## START Records for the task

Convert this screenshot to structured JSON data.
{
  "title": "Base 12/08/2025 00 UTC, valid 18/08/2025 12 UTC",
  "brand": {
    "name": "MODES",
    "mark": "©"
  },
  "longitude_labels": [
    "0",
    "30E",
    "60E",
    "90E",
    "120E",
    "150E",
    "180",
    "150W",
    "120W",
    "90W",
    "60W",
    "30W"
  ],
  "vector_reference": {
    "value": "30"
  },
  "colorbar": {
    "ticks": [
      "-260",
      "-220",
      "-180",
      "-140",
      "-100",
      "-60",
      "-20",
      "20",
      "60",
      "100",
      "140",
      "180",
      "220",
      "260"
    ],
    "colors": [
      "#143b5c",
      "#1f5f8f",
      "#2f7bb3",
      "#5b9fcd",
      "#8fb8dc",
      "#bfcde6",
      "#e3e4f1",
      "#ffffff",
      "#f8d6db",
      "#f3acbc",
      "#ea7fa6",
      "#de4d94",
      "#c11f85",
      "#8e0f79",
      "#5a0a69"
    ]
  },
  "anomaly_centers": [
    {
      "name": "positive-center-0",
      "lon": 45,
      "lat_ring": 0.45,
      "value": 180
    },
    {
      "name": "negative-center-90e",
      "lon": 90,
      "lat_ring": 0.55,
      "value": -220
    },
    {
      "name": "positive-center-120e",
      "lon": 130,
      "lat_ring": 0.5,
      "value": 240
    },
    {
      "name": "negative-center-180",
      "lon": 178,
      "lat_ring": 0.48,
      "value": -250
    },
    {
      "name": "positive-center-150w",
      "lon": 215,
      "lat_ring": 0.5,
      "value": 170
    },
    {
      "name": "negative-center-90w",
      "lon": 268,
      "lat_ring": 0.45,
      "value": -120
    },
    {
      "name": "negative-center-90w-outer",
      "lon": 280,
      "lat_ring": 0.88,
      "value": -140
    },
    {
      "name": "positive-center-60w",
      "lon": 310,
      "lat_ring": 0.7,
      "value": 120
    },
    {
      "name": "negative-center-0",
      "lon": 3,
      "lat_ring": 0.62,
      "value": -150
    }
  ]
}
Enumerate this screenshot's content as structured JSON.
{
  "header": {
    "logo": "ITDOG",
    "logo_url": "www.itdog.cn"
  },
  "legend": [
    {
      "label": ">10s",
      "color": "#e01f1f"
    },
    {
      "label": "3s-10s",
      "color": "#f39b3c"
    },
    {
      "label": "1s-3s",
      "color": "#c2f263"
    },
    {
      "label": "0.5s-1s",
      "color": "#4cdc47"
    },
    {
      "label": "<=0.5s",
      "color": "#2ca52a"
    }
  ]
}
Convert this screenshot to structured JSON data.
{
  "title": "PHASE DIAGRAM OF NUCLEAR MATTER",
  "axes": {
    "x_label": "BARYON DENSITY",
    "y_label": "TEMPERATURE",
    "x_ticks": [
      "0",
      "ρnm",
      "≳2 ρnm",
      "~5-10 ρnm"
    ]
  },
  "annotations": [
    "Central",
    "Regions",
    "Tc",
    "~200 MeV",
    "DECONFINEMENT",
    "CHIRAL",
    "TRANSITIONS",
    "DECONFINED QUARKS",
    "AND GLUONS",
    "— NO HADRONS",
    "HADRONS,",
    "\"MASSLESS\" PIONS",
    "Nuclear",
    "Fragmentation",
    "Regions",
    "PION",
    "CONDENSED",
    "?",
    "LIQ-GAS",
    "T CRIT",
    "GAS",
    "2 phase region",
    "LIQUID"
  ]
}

## END Records for the task

Problem statement:
In this exercise, repeat all entries exactly.

Solution below:
Convert this screenshot to structured JSON data.
{
  "title": "Base 12/08/2025 00 UTC, valid 18/08/2025 12 UTC",
  "brand": {
    "name": "MODES",
    "mark": "©"
  },
  "longitude_labels": [
    "0",
    "30E",
    "60E",
    "90E",
    "120E",
    "150E",
    "180",
    "150W",
    "120W",
    "90W",
    "60W",
    "30W"
  ],
  "vector_reference": {
    "value": "30"
  },
  "colorbar": {
    "ticks": [
      "-260",
      "-220",
      "-180",
      "-140",
      "-100",
      "-60",
      "-20",
      "20",
      "60",
      "100",
      "140",
      "180",
      "220",
      "260"
    ],
    "colors": [
      "#143b5c",
      "#1f5f8f",
      "#2f7bb3",
      "#5b9fcd",
      "#8fb8dc",
      "#bfcde6",
      "#e3e4f1",
      "#ffffff",
      "#f8d6db",
      "#f3acbc",
      "#ea7fa6",
      "#de4d94",
      "#c11f85",
      "#8e0f79",
      "#5a0a69"
    ]
  },
  "anomaly_centers": [
    {
      "name": "positive-center-0",
      "lon": 45,
      "lat_ring": 0.45,
      "value": 180
    },
    {
      "name": "negative-center-90e",
      "lon": 90,
      "lat_ring": 0.55,
      "value": -220
    },
    {
      "name": "positive-center-120e",
      "lon": 130,
      "lat_ring": 0.5,
      "value": 240
    },
    {
      "name": "negative-center-180",
      "lon": 178,
      "lat_ring": 0.48,
      "value": -250
    },
    {
      "name": "positive-center-150w",
      "lon": 215,
      "lat_ring": 0.5,
      "value": 170
    },
    {
      "name": "negative-center-90w",
      "lon": 268,
      "lat_ring": 0.45,
      "value": -120
    },
    {
      "name": "negative-center-90w-outer",
      "lon": 280,
      "lat_ring": 0.88,
      "value": -140
    },
    {
      "name": "positive-center-60w",
      "lon": 310,
      "lat_ring": 0.7,
      "value": 120
    },
    {
      "name": "negative-center-0",
      "lon": 3,
      "lat_ring": 0.62,
      "value": -150
    }
  ]
}
Enumerate this screenshot's content as structured JSON.
{
  "header": {
    "logo": "ITDOG",
    "logo_url": "www.itdog.cn"
  },
  "legend": [
    {
      "label": ">10s",
      "color": "#e01f1f"
    },
    {
      "label": "3s-10s",
      "color": "#f39b3c"
    },
    {
      "label": "1s-3s",
      "color": "#c2f263"
    },
    {
      "label": "0.5s-1s",
      "color": "#4cdc47"
    },
    {
      "label": "<=0.5s",
      "color": "#2ca52a"
    }
  ]
}
Convert this screenshot to structured JSON data.
{
  "title": "PHASE DIAGRAM OF NUCLEAR MATTER",
  "axes": {
    "x_label": "BARYON DENSITY",
    "y_label": "TEMPERATURE",
    "x_ticks": [
      "0",
      "ρnm",
      "≳2 ρnm",
      "~5-10 ρnm"
    ]
  },
  "annotations": [
    "Central",
    "Regions",
    "Tc",
    "~200 MeV",
    "DECONFINEMENT",
    "CHIRAL",
    "TRANSITIONS",
    "DECONFINED QUARKS",
    "AND GLUONS",
    "— NO HADRONS",
    "HADRONS,",
    "\"MASSLESS\" PIONS",
    "Nuclear",
    "Fragmentation",
    "Regions",
    "PION",
    "CONDENSED",
    "?",
    "LIQ-GAS",
    "T CRIT",
    "GAS",
    "2 phase region",
    "LIQUID"
  ]
}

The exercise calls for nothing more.